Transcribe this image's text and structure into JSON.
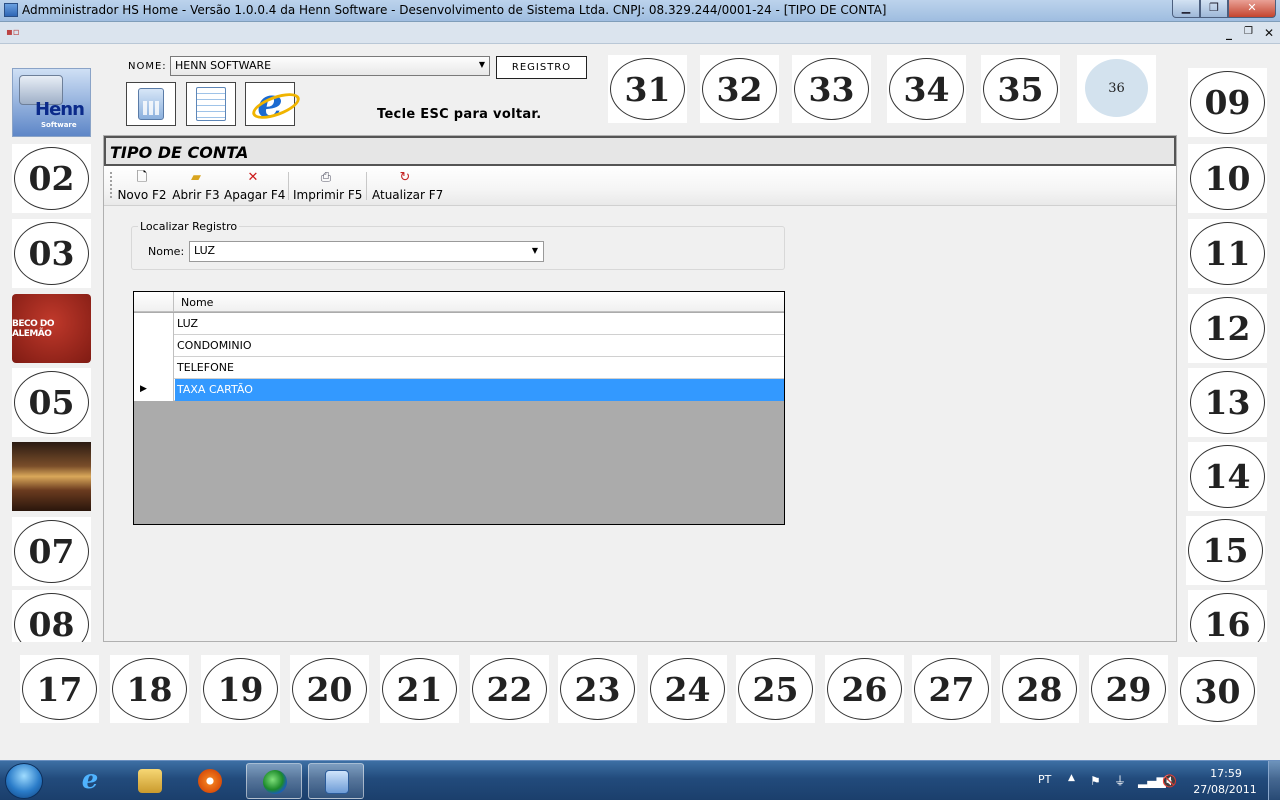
{
  "window": {
    "title": "Admministrador HS Home - Versão 1.0.0.4 da Henn Software - Desenvolvimento de Sistema Ltda. CNPJ: 08.329.244/0001-24 - [TIPO DE CONTA]",
    "minimize": "▁",
    "maximize": "❐",
    "close": "✕",
    "mdi_minimize": "_",
    "mdi_restore": "❐",
    "mdi_close": "✕"
  },
  "top": {
    "nome_label": "NOME:",
    "nome_value": "HENN SOFTWARE",
    "registro_label": "REGISTRO",
    "hint": "Tecle ESC para voltar."
  },
  "logos": {
    "henn_text": "Henn",
    "henn_sub": "Software",
    "beco": "BECO DO ALEMÃO"
  },
  "tiles": {
    "top": [
      "31",
      "32",
      "33",
      "34",
      "35",
      "36"
    ],
    "left": [
      "02",
      "03",
      "05",
      "07",
      "08"
    ],
    "right": [
      "09",
      "10",
      "11",
      "12",
      "13",
      "14",
      "15",
      "16"
    ],
    "bottom": [
      "17",
      "18",
      "19",
      "20",
      "21",
      "22",
      "23",
      "24",
      "25",
      "26",
      "27",
      "28",
      "29",
      "30"
    ]
  },
  "form": {
    "title": "TIPO DE CONTA",
    "toolbar": {
      "novo": "Novo F2",
      "abrir": "Abrir F3",
      "apagar": "Apagar F4",
      "imprimir": "Imprimir F5",
      "atualizar": "Atualizar F7"
    },
    "localizar": {
      "group_title": "Localizar Registro",
      "nome_label": "Nome:",
      "nome_value": "LUZ"
    },
    "grid": {
      "column": "Nome",
      "rows": [
        "LUZ",
        "CONDOMINIO",
        "TELEFONE",
        "TAXA CARTÃO"
      ],
      "selected_index": 3,
      "selection_color": "#3399ff"
    }
  },
  "taskbar": {
    "language": "PT",
    "time": "17:59",
    "date": "27/08/2011"
  }
}
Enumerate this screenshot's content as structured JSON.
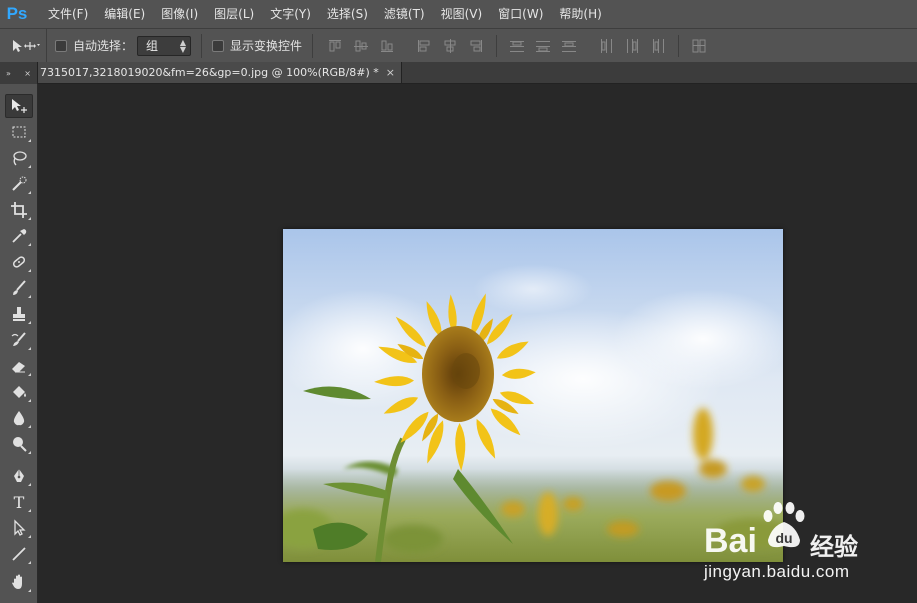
{
  "app": {
    "logo": "Ps"
  },
  "menu": [
    "文件(F)",
    "编辑(E)",
    "图像(I)",
    "图层(L)",
    "文字(Y)",
    "选择(S)",
    "滤镜(T)",
    "视图(V)",
    "窗口(W)",
    "帮助(H)"
  ],
  "options_bar": {
    "auto_select_label": "自动选择：",
    "auto_select_checked": false,
    "auto_select_value": "组",
    "transform_controls_label": "显示变换控件",
    "transform_controls_checked": false
  },
  "document_tab": {
    "title": "7315017,3218019020&fm=26&gp=0.jpg @ 100%(RGB/8#) *",
    "close": "×"
  },
  "panel_collapse": {
    "expand": "»",
    "close": "×"
  },
  "toolbox": {
    "active_tool": "move-tool",
    "tools": [
      "move-tool",
      "marquee-tool",
      "lasso-tool",
      "quick-selection-tool",
      "crop-tool",
      "eyedropper-tool",
      "healing-brush-tool",
      "brush-tool",
      "clone-stamp-tool",
      "history-brush-tool",
      "eraser-tool",
      "paint-bucket-tool",
      "blur-tool",
      "dodge-tool",
      "pen-tool",
      "type-tool",
      "path-selection-tool",
      "line-tool",
      "hand-tool"
    ],
    "type_tool_glyph": "T"
  },
  "canvas": {
    "image_subject": "sunflower photo"
  },
  "watermark": {
    "brand_left": "Bai",
    "brand_right": "经验",
    "url": "jingyan.baidu.com"
  },
  "colors": {
    "ui_panel": "#535353",
    "canvas_bg": "#282828",
    "logo_blue": "#31a8ff",
    "sunflower_petal": "#f2c318",
    "sunflower_center": "#7a5410",
    "sky": "#b9cfe9"
  }
}
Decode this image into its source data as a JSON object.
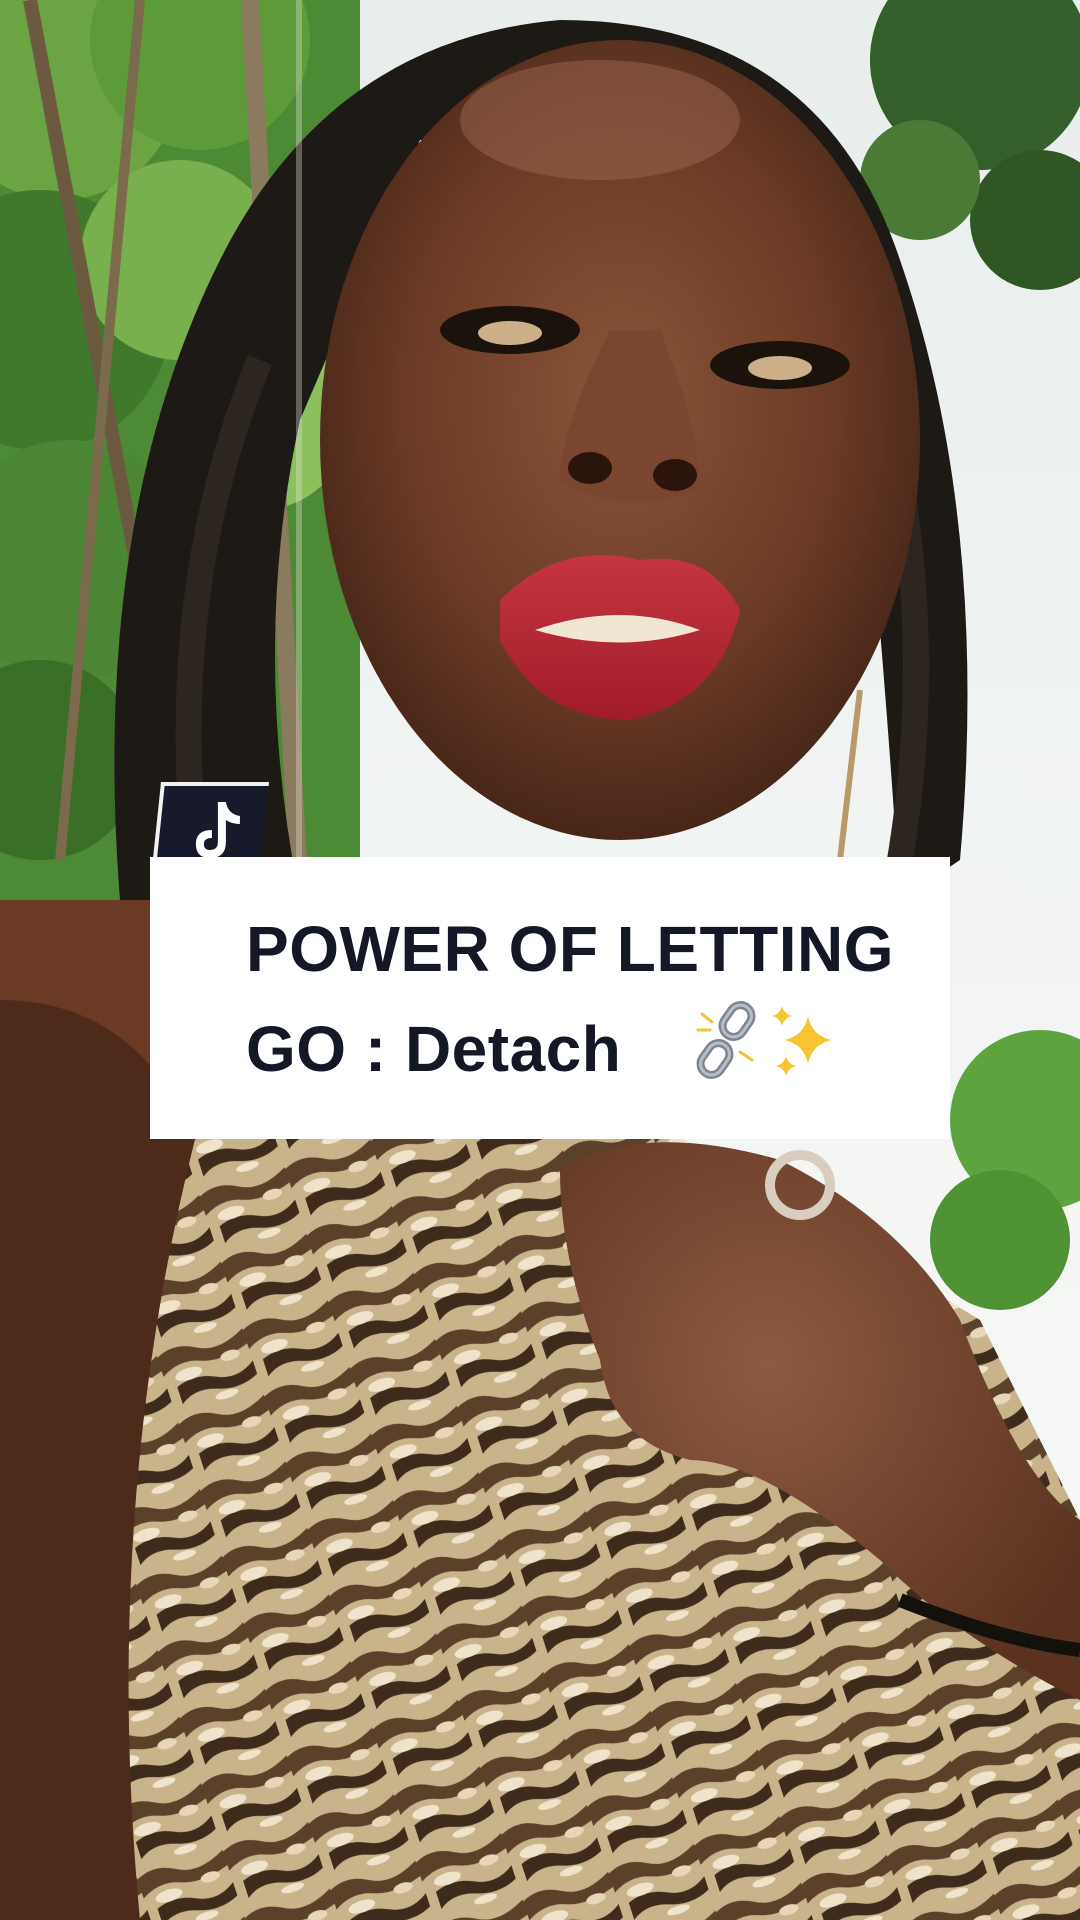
{
  "caption": {
    "line1": "POWER OF LETTING",
    "line2": "GO : Detach"
  },
  "badge": {
    "icon": "tiktok-note-icon"
  },
  "emoji": {
    "chain": "broken-chain-icon",
    "sparkles": "sparkles-icon"
  },
  "colors": {
    "caption_text": "#141726",
    "caption_bg": "#ffffff",
    "badge_bg": "#161a2a",
    "lip": "#b8232e",
    "skin": "#6b3c27",
    "hair": "#1d1915",
    "foliage": "#3f7a2c",
    "sky": "#f4f6f4",
    "fabric_light": "#d9c7a6",
    "fabric_dark": "#4b3522"
  }
}
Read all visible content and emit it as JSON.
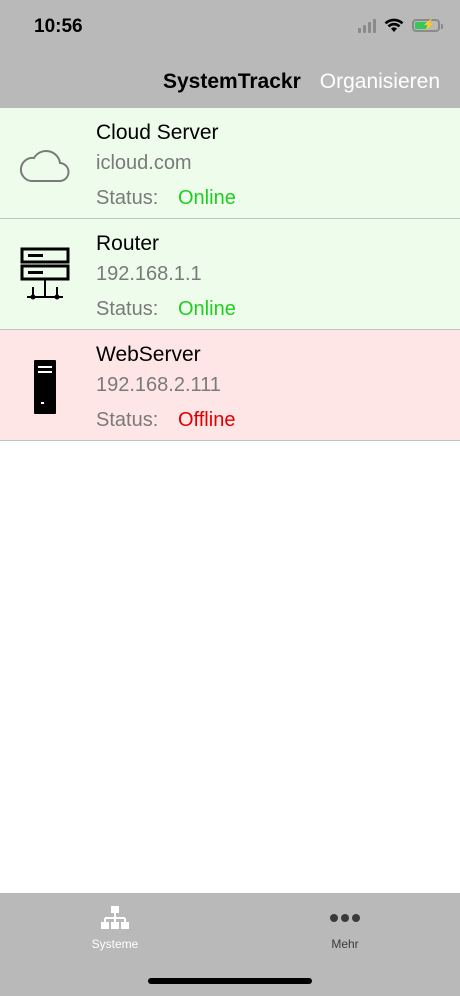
────
Drop the pictures and reproduce the rest of the entries above exactly.

Transcribe this image's text and structure into JSON.
{
  "window": {
    "title": "Admministrador HS Home - Versão 1.0.0.4 da Henn Software - Desenvolvimento de Sistema Ltda. CNPJ: 08.329.244/0001-24 - [TIPO DE CONTA]",
    "minimize": "▁",
    "maximize": "❐",
    "close": "✕",
    "mdi_minimize": "_",
    "mdi_restore": "❐",
    "mdi_close": "✕"
  },
  "top": {
    "nome_label": "NOME:",
    "nome_value": "HENN SOFTWARE",
    "registro_label": "REGISTRO",
    "hint": "Tecle ESC para voltar."
  },
  "logos": {
    "henn_text": "Henn",
    "henn_sub": "Software",
    "beco": "BECO DO ALEMÃO"
  },
  "tiles": {
    "top": [
      "31",
      "32",
      "33",
      "34",
      "35",
      "36"
    ],
    "left": [
      "02",
      "03",
      "05",
      "07",
      "08"
    ],
    "right": [
      "09",
      "10",
      "11",
      "12",
      "13",
      "14",
      "15",
      "16"
    ],
    "bottom": [
      "17",
      "18",
      "19",
      "20",
      "21",
      "22",
      "23",
      "24",
      "25",
      "26",
      "27",
      "28",
      "29",
      "30"
    ]
  },
  "form": {
    "title": "TIPO DE CONTA",
    "toolbar": {
      "novo": "Novo F2",
      "abrir": "Abrir F3",
      "apagar": "Apagar F4",
      "imprimir": "Imprimir F5",
      "atualizar": "Atualizar F7"
    },
    "localizar": {
      "group_title": "Localizar Registro",
      "nome_label": "Nome:",
      "nome_value": "LUZ"
    },
    "grid": {
      "column": "Nome",
      "rows": [
        "LUZ",
        "CONDOMINIO",
        "TELEFONE",
        "TAXA CARTÃO"
      ],
      "selected_index": 3,
      "selection_color": "#3399ff"
    }
  },
  "taskbar": {
    "language": "PT",
    "time": "17:59",
    "date": "27/08/2011"
  }
}
Enumerate this screenshot's content as structured JSON.
{
  "app": {
    "logo": "Ps"
  },
  "menu": [
    "文件(F)",
    "编辑(E)",
    "图像(I)",
    "图层(L)",
    "文字(Y)",
    "选择(S)",
    "滤镜(T)",
    "视图(V)",
    "窗口(W)",
    "帮助(H)"
  ],
  "options_bar": {
    "auto_select_label": "自动选择：",
    "auto_select_checked": false,
    "auto_select_value": "组",
    "transform_controls_label": "显示变换控件",
    "transform_controls_checked": false
  },
  "document_tab": {
    "title": "7315017,3218019020&fm=26&gp=0.jpg @ 100%(RGB/8#) *",
    "close": "×"
  },
  "panel_collapse": {
    "expand": "»",
    "close": "×"
  },
  "toolbox": {
    "active_tool": "move-tool",
    "tools": [
      "move-tool",
      "marquee-tool",
      "lasso-tool",
      "quick-selection-tool",
      "crop-tool",
      "eyedropper-tool",
      "healing-brush-tool",
      "brush-tool",
      "clone-stamp-tool",
      "history-brush-tool",
      "eraser-tool",
      "paint-bucket-tool",
      "blur-tool",
      "dodge-tool",
      "pen-tool",
      "type-tool",
      "path-selection-tool",
      "line-tool",
      "hand-tool"
    ],
    "type_tool_glyph": "T"
  },
  "canvas": {
    "image_subject": "sunflower photo"
  },
  "watermark": {
    "brand_left": "Bai",
    "brand_right": "经验",
    "url": "jingyan.baidu.com"
  },
  "colors": {
    "ui_panel": "#535353",
    "canvas_bg": "#282828",
    "logo_blue": "#31a8ff",
    "sunflower_petal": "#f2c318",
    "sunflower_center": "#7a5410",
    "sky": "#b9cfe9"
  }
}
Decode this image into its source data as a JSON object.
{
  "caption": {
    "line1": "POWER OF LETTING",
    "line2": "GO : Detach"
  },
  "badge": {
    "icon": "tiktok-note-icon"
  },
  "emoji": {
    "chain": "broken-chain-icon",
    "sparkles": "sparkles-icon"
  },
  "colors": {
    "caption_text": "#141726",
    "caption_bg": "#ffffff",
    "badge_bg": "#161a2a",
    "lip": "#b8232e",
    "skin": "#6b3c27",
    "hair": "#1d1915",
    "foliage": "#3f7a2c",
    "sky": "#f4f6f4",
    "fabric_light": "#d9c7a6",
    "fabric_dark": "#4b3522"
  }
}
Read all visible content and emit it as JSON.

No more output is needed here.